:: Fragmento ::
Por Alejandro G. Miroli
Nos rodean cosas que fluyen, tiempo. Nos asimos con la memoria, y van quedando retazos de ellas, imágenes que se fragmentan y a las que no le caben palabras. Con la poesía, con artes llenamos los vacíos entre retazos. Tememos hacerlo y al mismo tiempo nos tienta el avanzar más allá, hasta recuperar las cosas.
La propia palabra se quiebra, lo que decimos no
cubre aquello que hicimos, que vivimos, que experimentamos. Contigo, voy llenando los huecos, porque la escucha del otro, hace de nuestra palabra, de nuestra imagen un mensaje. Digo porque soy visto, siento porque soy requerido.
El escenario es un modelo del mundo. El trágico nos enseña que en nuestra trama los que observan llevan a sí la catarsis, y con ella nos devuelve una palabra cargada de entidad y de pasión, en ella notamos casi lateralmente aquellas cesuras entre cada retazo de cosa.
Así, las ideas como felicidad, gozo, alegría no son sólo palabras con las que nos mentamos, son vías de entrada de cada uno de vosotros, son medios con los que me planto ante el tiempo, con los que me uno en la ecúmene, con las que mi único yo se hace muchos.
:::
Explorar el material ::
1. ¿Concuerdan con el fragmento estas afirmaciones? Responde sí o no a cada una y cita literalmente las palabras del fragmento que lo deciden.
(a) El escenario se presenta como un modelo del mundo.
(b) Lo que decimos abarca por completo lo que hemos vivido.
(c) Felicidad, gozo y alegría son solo palabras con las que nos nombramos.
2. Copia del fragmento el pasaje que empieza con «Así, las ideas» y continúa hasta «se hace muchos.».
:: Conjunto de datos ::
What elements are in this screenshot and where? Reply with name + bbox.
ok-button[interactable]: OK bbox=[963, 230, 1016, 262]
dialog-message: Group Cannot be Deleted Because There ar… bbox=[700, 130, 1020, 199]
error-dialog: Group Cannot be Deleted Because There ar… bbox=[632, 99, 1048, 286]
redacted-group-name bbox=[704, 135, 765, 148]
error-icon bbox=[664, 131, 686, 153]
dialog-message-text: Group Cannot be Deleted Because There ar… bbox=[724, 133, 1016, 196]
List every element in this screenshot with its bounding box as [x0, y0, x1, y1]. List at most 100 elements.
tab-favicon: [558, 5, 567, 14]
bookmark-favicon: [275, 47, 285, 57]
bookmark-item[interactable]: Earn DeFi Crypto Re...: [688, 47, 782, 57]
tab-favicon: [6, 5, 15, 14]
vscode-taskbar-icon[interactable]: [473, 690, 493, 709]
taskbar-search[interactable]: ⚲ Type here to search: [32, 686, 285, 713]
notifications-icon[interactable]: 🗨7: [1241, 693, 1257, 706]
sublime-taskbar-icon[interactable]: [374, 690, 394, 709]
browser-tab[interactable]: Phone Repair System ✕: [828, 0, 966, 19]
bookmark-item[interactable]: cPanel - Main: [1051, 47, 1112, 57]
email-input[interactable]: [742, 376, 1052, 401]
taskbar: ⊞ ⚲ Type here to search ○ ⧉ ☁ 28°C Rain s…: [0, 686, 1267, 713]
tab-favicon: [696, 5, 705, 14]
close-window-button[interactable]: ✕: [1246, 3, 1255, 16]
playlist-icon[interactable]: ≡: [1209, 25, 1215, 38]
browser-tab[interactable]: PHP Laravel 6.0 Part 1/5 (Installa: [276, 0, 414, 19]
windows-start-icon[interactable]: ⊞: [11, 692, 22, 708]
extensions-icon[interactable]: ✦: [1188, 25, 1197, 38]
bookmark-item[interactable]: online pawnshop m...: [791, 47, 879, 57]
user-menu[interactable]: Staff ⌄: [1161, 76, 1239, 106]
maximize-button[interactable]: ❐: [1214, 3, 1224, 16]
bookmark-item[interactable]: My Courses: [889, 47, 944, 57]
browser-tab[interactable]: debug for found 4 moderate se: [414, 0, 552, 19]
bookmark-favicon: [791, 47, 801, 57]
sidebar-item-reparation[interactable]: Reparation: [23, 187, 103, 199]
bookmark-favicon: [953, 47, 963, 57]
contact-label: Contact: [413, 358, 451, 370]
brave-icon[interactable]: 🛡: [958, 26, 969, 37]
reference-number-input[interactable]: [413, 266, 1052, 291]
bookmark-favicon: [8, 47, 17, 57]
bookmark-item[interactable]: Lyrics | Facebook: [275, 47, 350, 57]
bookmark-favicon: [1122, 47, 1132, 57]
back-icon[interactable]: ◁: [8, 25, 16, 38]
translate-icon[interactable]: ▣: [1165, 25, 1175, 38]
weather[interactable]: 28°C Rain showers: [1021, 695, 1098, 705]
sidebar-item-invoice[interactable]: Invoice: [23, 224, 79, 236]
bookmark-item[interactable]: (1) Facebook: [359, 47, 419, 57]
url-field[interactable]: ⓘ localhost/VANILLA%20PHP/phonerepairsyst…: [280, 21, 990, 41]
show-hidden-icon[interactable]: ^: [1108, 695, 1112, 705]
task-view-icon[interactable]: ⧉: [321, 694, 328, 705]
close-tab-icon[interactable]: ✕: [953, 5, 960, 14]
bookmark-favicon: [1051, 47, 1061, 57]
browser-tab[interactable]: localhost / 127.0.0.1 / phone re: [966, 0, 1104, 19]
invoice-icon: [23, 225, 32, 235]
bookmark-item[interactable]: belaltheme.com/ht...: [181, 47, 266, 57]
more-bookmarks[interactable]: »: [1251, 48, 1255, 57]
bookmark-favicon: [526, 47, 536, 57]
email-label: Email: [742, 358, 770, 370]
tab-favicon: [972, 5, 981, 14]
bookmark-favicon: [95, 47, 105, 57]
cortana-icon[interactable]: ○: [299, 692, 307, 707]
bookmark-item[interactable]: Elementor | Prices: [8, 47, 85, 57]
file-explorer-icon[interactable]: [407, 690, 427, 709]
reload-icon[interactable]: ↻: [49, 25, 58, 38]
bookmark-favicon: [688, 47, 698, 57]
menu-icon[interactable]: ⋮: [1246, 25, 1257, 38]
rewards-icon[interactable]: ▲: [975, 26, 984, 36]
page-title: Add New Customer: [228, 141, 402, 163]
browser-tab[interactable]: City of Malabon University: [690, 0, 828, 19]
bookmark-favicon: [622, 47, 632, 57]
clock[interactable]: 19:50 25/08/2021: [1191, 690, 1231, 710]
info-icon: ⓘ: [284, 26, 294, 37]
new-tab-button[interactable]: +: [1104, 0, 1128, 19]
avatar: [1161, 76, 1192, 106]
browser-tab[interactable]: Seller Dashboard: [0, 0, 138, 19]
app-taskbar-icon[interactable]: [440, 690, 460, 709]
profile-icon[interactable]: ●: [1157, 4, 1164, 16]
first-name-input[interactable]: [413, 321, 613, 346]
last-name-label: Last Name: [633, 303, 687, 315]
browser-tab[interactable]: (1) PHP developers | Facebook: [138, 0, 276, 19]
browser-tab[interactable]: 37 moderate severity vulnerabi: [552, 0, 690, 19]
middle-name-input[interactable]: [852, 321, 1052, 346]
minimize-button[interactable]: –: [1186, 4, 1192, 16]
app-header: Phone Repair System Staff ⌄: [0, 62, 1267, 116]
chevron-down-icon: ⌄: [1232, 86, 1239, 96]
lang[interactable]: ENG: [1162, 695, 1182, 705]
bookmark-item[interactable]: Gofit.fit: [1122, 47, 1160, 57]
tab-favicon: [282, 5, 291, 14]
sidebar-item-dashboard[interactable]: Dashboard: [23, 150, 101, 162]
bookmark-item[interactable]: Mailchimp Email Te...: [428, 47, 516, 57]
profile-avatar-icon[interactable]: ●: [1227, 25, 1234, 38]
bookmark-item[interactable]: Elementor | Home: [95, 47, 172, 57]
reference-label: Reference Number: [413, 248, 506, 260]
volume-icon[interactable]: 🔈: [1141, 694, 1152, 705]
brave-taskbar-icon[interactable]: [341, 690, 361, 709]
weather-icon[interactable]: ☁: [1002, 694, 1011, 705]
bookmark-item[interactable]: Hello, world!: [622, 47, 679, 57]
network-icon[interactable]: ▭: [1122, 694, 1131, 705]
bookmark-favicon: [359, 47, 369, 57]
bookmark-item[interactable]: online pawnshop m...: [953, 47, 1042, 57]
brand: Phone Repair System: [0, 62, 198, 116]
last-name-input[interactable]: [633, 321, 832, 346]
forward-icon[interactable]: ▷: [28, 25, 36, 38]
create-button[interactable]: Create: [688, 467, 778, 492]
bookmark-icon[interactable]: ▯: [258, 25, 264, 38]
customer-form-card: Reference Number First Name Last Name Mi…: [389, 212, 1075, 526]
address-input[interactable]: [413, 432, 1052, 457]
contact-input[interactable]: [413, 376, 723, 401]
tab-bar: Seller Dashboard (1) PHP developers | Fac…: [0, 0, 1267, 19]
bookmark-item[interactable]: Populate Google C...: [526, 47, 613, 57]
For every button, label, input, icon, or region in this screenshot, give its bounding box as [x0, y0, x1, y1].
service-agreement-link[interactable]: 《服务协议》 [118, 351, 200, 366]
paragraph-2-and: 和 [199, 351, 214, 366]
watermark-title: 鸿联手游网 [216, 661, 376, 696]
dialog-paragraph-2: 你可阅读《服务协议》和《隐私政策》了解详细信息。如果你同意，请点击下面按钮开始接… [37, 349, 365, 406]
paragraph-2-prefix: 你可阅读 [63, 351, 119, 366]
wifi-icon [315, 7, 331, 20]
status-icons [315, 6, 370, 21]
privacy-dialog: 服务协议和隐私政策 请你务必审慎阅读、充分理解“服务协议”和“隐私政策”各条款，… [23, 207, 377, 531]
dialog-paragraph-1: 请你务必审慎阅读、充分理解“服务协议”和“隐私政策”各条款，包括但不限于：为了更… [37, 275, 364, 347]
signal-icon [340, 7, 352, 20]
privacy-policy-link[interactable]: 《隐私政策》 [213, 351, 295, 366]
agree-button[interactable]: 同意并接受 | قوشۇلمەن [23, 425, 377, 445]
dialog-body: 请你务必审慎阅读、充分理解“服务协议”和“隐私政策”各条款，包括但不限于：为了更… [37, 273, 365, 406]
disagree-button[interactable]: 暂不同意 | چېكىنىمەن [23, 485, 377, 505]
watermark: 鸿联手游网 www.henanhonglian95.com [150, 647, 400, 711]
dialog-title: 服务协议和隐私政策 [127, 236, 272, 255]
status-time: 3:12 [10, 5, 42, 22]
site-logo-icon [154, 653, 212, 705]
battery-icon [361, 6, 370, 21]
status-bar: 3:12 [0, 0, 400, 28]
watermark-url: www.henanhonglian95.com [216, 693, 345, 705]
:::
Lista de soluciones ::
1.
(a) Sí: «El escenario es un modelo del mundo.»
(b) No: «lo que decimos no cubre aquello que hicimos, que vivimos, que experimentamos».
(c) No: «no son sólo palabras con las que nos mentamos».

2.
Así, las ideas como felicidad, gozo, alegría no son sólo palabras con las que nos mentamos, son vías de entrada de cada uno de vosotros, son medios con los que me planto ante el tiempo, con los que me uno en la ecúmene, con las que mi único yo se hace muchos.